- Brief
Each line that holds the word "this" is to be identified and copied.

(Saved entries)

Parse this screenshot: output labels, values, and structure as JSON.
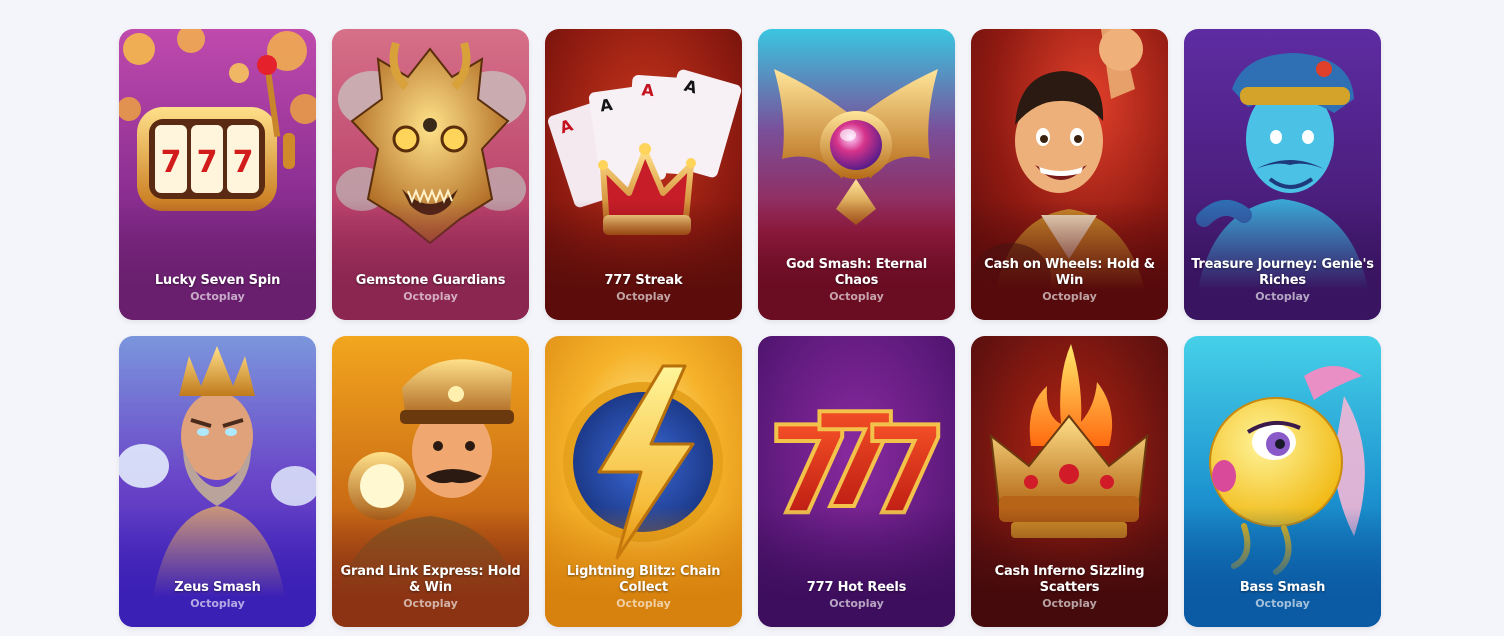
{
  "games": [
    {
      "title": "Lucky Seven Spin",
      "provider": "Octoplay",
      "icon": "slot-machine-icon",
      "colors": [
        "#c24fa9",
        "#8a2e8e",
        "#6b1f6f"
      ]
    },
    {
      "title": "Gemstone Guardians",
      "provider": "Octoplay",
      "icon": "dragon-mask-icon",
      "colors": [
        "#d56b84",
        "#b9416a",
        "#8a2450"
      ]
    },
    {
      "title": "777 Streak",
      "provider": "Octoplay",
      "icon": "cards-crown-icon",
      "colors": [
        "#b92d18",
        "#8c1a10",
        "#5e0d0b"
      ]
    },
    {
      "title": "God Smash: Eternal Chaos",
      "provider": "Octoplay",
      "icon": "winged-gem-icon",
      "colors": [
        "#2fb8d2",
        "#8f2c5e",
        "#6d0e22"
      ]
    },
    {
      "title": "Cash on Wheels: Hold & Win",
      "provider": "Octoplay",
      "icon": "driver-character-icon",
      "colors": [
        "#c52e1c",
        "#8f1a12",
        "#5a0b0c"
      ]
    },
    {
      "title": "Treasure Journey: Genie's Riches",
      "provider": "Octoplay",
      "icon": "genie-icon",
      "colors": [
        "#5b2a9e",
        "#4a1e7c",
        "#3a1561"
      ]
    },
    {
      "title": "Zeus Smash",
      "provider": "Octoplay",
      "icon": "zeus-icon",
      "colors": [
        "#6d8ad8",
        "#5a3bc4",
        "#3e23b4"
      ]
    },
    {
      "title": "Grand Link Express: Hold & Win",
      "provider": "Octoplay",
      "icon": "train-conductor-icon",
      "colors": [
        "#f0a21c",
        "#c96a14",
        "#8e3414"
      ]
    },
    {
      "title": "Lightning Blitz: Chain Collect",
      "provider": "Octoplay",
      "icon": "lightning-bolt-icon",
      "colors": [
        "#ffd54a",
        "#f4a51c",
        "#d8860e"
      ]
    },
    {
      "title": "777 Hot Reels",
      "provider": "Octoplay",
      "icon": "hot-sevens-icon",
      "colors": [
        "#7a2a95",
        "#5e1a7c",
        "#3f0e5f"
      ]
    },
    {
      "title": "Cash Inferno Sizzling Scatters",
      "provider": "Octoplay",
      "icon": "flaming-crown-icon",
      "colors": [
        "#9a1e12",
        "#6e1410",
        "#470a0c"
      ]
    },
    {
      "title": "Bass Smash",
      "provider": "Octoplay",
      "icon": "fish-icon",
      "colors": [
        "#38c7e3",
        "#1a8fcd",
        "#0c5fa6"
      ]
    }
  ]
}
--
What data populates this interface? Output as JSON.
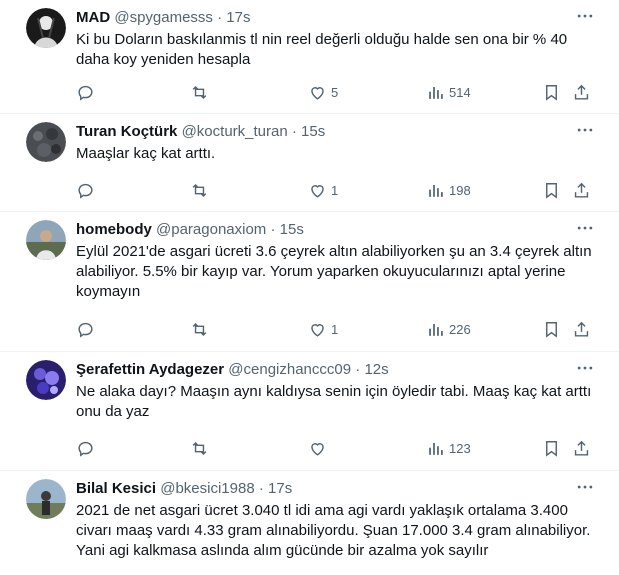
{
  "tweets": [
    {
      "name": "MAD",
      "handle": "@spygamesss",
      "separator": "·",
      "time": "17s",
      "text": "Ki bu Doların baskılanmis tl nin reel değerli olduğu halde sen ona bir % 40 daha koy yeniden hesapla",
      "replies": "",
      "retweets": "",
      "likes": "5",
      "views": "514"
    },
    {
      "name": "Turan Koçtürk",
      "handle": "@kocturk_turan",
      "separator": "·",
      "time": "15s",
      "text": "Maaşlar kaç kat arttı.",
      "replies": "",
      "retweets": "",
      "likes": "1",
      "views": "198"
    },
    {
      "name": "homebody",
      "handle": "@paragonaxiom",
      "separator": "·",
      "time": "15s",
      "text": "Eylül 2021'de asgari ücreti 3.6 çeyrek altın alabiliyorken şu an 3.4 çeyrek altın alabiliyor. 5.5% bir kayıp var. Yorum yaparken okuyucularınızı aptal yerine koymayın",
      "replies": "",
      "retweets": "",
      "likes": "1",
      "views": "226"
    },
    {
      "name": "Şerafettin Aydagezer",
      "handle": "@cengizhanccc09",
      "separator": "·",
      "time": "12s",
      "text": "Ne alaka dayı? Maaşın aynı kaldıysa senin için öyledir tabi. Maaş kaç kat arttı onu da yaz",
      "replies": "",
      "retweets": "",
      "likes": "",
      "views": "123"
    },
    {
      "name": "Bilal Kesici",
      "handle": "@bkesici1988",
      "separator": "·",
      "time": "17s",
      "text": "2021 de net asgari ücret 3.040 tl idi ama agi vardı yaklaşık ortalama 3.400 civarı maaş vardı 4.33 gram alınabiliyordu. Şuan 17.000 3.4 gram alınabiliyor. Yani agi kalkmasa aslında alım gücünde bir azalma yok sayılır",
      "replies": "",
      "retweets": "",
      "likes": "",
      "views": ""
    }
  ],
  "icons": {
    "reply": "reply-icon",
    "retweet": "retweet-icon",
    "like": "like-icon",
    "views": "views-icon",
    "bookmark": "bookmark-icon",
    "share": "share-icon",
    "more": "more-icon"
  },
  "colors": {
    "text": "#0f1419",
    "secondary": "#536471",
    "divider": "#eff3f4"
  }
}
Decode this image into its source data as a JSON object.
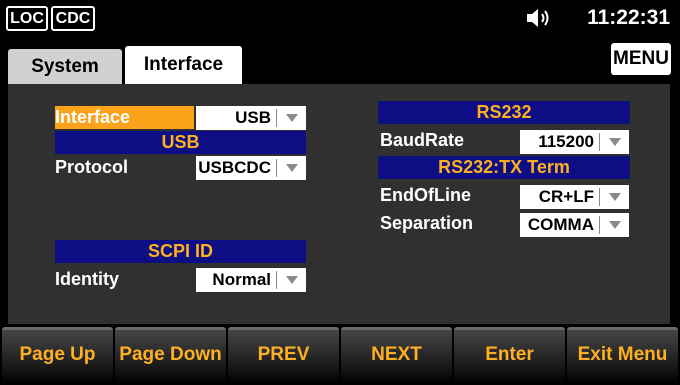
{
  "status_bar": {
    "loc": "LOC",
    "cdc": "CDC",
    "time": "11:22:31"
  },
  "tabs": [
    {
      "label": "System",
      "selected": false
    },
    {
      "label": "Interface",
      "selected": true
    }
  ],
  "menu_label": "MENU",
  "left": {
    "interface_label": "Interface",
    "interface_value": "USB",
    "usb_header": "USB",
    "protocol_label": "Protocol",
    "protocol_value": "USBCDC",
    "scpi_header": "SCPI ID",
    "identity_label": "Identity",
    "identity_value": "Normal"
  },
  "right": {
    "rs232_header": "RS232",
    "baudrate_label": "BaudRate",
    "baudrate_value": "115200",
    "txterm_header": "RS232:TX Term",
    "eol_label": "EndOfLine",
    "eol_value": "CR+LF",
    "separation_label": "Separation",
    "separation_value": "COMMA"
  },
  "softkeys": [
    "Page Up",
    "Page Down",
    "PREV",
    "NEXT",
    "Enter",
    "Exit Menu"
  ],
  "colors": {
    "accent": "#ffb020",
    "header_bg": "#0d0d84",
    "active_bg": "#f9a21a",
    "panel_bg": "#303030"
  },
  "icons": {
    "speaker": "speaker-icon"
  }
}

- Answer in full
Parse this screenshot: output labels, values, and structure as JSON.
What data populates this interface? Output as JSON.
Decode this image into its source data as a JSON object.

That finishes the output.